Items from a data source:
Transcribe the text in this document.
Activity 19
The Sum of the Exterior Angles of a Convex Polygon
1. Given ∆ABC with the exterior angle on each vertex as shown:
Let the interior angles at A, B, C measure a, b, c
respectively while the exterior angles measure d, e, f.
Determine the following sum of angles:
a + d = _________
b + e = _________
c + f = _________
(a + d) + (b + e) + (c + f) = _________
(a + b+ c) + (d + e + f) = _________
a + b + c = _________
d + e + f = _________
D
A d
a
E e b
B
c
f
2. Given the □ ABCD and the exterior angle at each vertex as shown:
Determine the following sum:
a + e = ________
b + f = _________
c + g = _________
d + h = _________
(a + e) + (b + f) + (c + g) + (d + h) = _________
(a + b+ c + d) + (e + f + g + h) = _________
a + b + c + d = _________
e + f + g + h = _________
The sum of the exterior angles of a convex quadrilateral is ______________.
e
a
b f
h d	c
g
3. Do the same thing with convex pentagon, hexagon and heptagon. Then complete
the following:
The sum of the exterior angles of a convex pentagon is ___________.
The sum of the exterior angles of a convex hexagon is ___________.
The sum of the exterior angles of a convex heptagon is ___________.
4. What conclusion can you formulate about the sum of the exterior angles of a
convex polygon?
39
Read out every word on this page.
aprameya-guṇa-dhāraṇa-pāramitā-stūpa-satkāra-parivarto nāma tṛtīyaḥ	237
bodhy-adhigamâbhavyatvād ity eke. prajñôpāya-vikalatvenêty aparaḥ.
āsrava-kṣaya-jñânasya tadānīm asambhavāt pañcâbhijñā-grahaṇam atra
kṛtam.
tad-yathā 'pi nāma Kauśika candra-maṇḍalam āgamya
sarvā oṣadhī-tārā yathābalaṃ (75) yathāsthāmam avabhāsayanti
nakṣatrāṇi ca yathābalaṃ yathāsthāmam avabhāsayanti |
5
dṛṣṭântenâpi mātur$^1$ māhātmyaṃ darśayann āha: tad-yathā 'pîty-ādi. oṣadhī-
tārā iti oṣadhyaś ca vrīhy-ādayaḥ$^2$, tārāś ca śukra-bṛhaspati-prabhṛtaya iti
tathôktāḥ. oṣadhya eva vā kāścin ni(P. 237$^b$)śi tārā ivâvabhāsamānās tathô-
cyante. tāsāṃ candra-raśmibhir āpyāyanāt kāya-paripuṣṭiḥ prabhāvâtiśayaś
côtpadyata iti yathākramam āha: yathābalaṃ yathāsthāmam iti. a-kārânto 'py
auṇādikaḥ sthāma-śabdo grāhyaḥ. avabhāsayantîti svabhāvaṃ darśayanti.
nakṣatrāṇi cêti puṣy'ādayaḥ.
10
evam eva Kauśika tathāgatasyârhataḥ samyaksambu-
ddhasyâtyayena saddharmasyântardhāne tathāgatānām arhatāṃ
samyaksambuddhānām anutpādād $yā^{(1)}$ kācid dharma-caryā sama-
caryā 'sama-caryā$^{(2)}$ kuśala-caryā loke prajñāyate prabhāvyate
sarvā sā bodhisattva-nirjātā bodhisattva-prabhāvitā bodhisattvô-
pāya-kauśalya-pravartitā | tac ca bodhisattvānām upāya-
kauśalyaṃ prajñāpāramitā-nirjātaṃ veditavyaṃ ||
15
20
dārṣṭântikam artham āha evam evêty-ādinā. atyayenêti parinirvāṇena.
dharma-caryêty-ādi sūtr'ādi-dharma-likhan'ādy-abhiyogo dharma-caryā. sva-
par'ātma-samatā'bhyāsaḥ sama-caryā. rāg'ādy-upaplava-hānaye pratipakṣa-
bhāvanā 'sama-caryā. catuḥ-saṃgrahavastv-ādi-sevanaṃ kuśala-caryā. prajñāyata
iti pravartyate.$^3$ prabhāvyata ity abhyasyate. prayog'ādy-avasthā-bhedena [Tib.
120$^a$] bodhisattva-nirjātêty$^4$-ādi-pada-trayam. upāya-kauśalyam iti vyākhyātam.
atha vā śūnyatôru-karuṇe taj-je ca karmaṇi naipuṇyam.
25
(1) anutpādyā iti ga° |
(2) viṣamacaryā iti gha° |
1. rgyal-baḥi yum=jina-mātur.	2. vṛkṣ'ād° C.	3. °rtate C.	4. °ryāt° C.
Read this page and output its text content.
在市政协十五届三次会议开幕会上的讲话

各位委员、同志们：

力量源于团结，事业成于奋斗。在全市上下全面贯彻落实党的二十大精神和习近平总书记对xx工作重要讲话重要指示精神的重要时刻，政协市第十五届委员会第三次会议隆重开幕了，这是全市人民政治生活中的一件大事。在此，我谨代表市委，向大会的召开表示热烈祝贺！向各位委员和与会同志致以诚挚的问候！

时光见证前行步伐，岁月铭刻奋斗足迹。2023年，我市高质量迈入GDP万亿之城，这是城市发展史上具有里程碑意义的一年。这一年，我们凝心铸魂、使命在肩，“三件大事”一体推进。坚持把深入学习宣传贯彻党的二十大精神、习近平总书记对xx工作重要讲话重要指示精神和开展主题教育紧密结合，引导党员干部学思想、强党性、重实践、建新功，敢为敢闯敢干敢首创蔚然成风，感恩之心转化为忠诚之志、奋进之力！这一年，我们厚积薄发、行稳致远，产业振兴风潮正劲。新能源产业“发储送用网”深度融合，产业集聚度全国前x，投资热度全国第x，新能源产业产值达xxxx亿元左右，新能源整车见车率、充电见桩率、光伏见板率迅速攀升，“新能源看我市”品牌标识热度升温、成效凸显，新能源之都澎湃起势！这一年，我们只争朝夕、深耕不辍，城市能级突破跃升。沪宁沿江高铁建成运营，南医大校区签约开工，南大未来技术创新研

• [SET TASK] Using the entries above, please restate each one word for word.

• [CORRECT RESULT]
Transcribe the text in this document.
Activity 19
The Sum of the Exterior Angles of a Convex Polygon
1. Given ∆ABC with the exterior angle on each vertex as shown:
Let the interior angles at A, B, C measure a, b, c
respectively while the exterior angles measure d, e, f.
Determine the following sum of angles:
a + d = _________
b + e = _________
c + f = _________
(a + d) + (b + e) + (c + f) = _________
(a + b+ c) + (d + e + f) = _________
a + b + c = _________
d + e + f = _________
D
A d
a
E e b
B
c
f
2. Given the □ ABCD and the exterior angle at each vertex as shown:
Determine the following sum:
a + e = ________
b + f = _________
c + g = _________
d + h = _________
(a + e) + (b + f) + (c + g) + (d + h) = _________
(a + b+ c + d) + (e + f + g + h) = _________
a + b + c + d = _________
e + f + g + h = _________
The sum of the exterior angles of a convex quadrilateral is ______________.
e
a
b f
h d	c
g
3. Do the same thing with convex pentagon, hexagon and heptagon. Then complete
the following:
The sum of the exterior angles of a convex pentagon is ___________.
The sum of the exterior angles of a convex hexagon is ___________.
The sum of the exterior angles of a convex heptagon is ___________.
4. What conclusion can you formulate about the sum of the exterior angles of a
convex polygon?
39
Read out every word on this page.
aprameya-guṇa-dhāraṇa-pāramitā-stūpa-satkāra-parivarto nāma tṛtīyaḥ	237
bodhy-adhigamâbhavyatvād ity eke. prajñôpāya-vikalatvenêty aparaḥ.
āsrava-kṣaya-jñânasya tadānīm asambhavāt pañcâbhijñā-grahaṇam atra
kṛtam.
tad-yathā 'pi nāma Kauśika candra-maṇḍalam āgamya
sarvā oṣadhī-tārā yathābalaṃ (75) yathāsthāmam avabhāsayanti
nakṣatrāṇi ca yathābalaṃ yathāsthāmam avabhāsayanti |
5
dṛṣṭântenâpi mātur$^1$ māhātmyaṃ darśayann āha: tad-yathā 'pîty-ādi. oṣadhī-
tārā iti oṣadhyaś ca vrīhy-ādayaḥ$^2$, tārāś ca śukra-bṛhaspati-prabhṛtaya iti
tathôktāḥ. oṣadhya eva vā kāścin ni(P. 237$^b$)śi tārā ivâvabhāsamānās tathô-
cyante. tāsāṃ candra-raśmibhir āpyāyanāt kāya-paripuṣṭiḥ prabhāvâtiśayaś
côtpadyata iti yathākramam āha: yathābalaṃ yathāsthāmam iti. a-kārânto 'py
auṇādikaḥ sthāma-śabdo grāhyaḥ. avabhāsayantîti svabhāvaṃ darśayanti.
nakṣatrāṇi cêti puṣy'ādayaḥ.
10
evam eva Kauśika tathāgatasyârhataḥ samyaksambu-
ddhasyâtyayena saddharmasyântardhāne tathāgatānām arhatāṃ
samyaksambuddhānām anutpādād $yā^{(1)}$ kācid dharma-caryā sama-
caryā 'sama-caryā$^{(2)}$ kuśala-caryā loke prajñāyate prabhāvyate
sarvā sā bodhisattva-nirjātā bodhisattva-prabhāvitā bodhisattvô-
pāya-kauśalya-pravartitā | tac ca bodhisattvānām upāya-
kauśalyaṃ prajñāpāramitā-nirjātaṃ veditavyaṃ ||
15
20
dārṣṭântikam artham āha evam evêty-ādinā. atyayenêti parinirvāṇena.
dharma-caryêty-ādi sūtr'ādi-dharma-likhan'ādy-abhiyogo dharma-caryā. sva-
par'ātma-samatā'bhyāsaḥ sama-caryā. rāg'ādy-upaplava-hānaye pratipakṣa-
bhāvanā 'sama-caryā. catuḥ-saṃgrahavastv-ādi-sevanaṃ kuśala-caryā. prajñāyata
iti pravartyate.$^3$ prabhāvyata ity abhyasyate. prayog'ādy-avasthā-bhedena [Tib.
120$^a$] bodhisattva-nirjātêty$^4$-ādi-pada-trayam. upāya-kauśalyam iti vyākhyātam.
atha vā śūnyatôru-karuṇe taj-je ca karmaṇi naipuṇyam.
25
(1) anutpādyā iti ga° |
(2) viṣamacaryā iti gha° |
1. rgyal-baḥi yum=jina-mātur.	2. vṛkṣ'ād° C.	3. °rtate C.	4. °ryāt° C.
Read this page and output its text content.
在市政协十五届三次会议开幕会上的讲话

各位委员、同志们：

力量源于团结，事业成于奋斗。在全市上下全面贯彻落实党的二十大精神和习近平总书记对xx工作重要讲话重要指示精神的重要时刻，政协市第十五届委员会第三次会议隆重开幕了，这是全市人民政治生活中的一件大事。在此，我谨代表市委，向大会的召开表示热烈祝贺！向各位委员和与会同志致以诚挚的问候！

时光见证前行步伐，岁月铭刻奋斗足迹。2023年，我市高质量迈入GDP万亿之城，这是城市发展史上具有里程碑意义的一年。这一年，我们凝心铸魂、使命在肩，“三件大事”一体推进。坚持把深入学习宣传贯彻党的二十大精神、习近平总书记对xx工作重要讲话重要指示精神和开展主题教育紧密结合，引导党员干部学思想、强党性、重实践、建新功，敢为敢闯敢干敢首创蔚然成风，感恩之心转化为忠诚之志、奋进之力！这一年，我们厚积薄发、行稳致远，产业振兴风潮正劲。新能源产业“发储送用网”深度融合，产业集聚度全国前x，投资热度全国第x，新能源产业产值达xxxx亿元左右，新能源整车见车率、充电见桩率、光伏见板率迅速攀升，“新能源看我市”品牌标识热度升温、成效凸显，新能源之都澎湃起势！这一年，我们只争朝夕、深耕不辍，城市能级突破跃升。沪宁沿江高铁建成运营，南医大校区签约开工，南大未来技术创新研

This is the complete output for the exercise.